### WHAT YOU WILL DO
Write out each entry again. Keep every word exactly as it is.

### Records contained in a dataset
===============

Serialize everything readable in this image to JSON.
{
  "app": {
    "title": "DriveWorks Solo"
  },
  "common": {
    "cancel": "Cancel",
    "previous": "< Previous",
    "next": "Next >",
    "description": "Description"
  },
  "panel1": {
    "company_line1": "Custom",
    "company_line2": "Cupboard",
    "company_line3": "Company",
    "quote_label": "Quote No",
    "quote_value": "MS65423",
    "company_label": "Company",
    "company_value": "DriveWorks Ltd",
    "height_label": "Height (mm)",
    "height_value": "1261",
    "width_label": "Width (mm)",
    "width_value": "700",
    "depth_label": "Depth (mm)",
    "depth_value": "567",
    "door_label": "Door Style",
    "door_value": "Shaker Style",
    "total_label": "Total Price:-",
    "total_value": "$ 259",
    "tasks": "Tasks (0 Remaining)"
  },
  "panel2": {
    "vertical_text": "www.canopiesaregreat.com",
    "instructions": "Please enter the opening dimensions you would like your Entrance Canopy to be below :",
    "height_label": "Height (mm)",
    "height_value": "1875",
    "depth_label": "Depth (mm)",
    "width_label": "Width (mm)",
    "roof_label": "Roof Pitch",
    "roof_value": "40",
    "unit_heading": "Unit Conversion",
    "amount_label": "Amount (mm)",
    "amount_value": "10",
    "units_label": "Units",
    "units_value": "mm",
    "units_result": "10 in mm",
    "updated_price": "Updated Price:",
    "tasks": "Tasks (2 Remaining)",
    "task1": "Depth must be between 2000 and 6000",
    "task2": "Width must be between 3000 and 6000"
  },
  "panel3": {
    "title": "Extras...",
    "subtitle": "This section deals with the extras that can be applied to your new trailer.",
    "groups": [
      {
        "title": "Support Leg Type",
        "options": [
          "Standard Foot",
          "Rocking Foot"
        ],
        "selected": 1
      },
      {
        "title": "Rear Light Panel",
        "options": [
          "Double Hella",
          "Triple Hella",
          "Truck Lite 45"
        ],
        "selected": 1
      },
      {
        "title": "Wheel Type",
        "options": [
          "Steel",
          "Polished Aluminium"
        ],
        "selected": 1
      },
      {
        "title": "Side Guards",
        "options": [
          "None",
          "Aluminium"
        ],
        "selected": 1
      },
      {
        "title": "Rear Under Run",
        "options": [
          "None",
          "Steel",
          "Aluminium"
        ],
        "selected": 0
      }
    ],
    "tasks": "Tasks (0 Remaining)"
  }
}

===============

### EXERCISE RESULT
Serialize everything readable in this image to JSON.
{
  "app": {
    "title": "DriveWorks Solo"
  },
  "common": {
    "cancel": "Cancel",
    "previous": "< Previous",
    "next": "Next >",
    "description": "Description"
  },
  "panel1": {
    "company_line1": "Custom",
    "company_line2": "Cupboard",
    "company_line3": "Company",
    "quote_label": "Quote No",
    "quote_value": "MS65423",
    "company_label": "Company",
    "company_value": "DriveWorks Ltd",
    "height_label": "Height (mm)",
    "height_value": "1261",
    "width_label": "Width (mm)",
    "width_value": "700",
    "depth_label": "Depth (mm)",
    "depth_value": "567",
    "door_label": "Door Style",
    "door_value": "Shaker Style",
    "total_label": "Total Price:-",
    "total_value": "$ 259",
    "tasks": "Tasks (0 Remaining)"
  },
  "panel2": {
    "vertical_text": "www.canopiesaregreat.com",
    "instructions": "Please enter the opening dimensions you would like your Entrance Canopy to be below :",
    "height_label": "Height (mm)",
    "height_value": "1875",
    "depth_label": "Depth (mm)",
    "width_label": "Width (mm)",
    "roof_label": "Roof Pitch",
    "roof_value": "40",
    "unit_heading": "Unit Conversion",
    "amount_label": "Amount (mm)",
    "amount_value": "10",
    "units_label": "Units",
    "units_value": "mm",
    "units_result": "10 in mm",
    "updated_price": "Updated Price:",
    "tasks": "Tasks (2 Remaining)",
    "task1": "Depth must be between 2000 and 6000",
    "task2": "Width must be between 3000 and 6000"
  },
  "panel3": {
    "title": "Extras...",
    "subtitle": "This section deals with the extras that can be applied to your new trailer.",
    "groups": [
      {
        "title": "Support Leg Type",
        "options": [
          "Standard Foot",
          "Rocking Foot"
        ],
        "selected": 1
      },
      {
        "title": "Rear Light Panel",
        "options": [
          "Double Hella",
          "Triple Hella",
          "Truck Lite 45"
        ],
        "selected": 1
      },
      {
        "title": "Wheel Type",
        "options": [
          "Steel",
          "Polished Aluminium"
        ],
        "selected": 1
      },
      {
        "title": "Side Guards",
        "options": [
          "None",
          "Aluminium"
        ],
        "selected": 1
      },
      {
        "title": "Rear Under Run",
        "options": [
          "None",
          "Steel",
          "Aluminium"
        ],
        "selected": 0
      }
    ],
    "tasks": "Tasks (0 Remaining)"
  }
}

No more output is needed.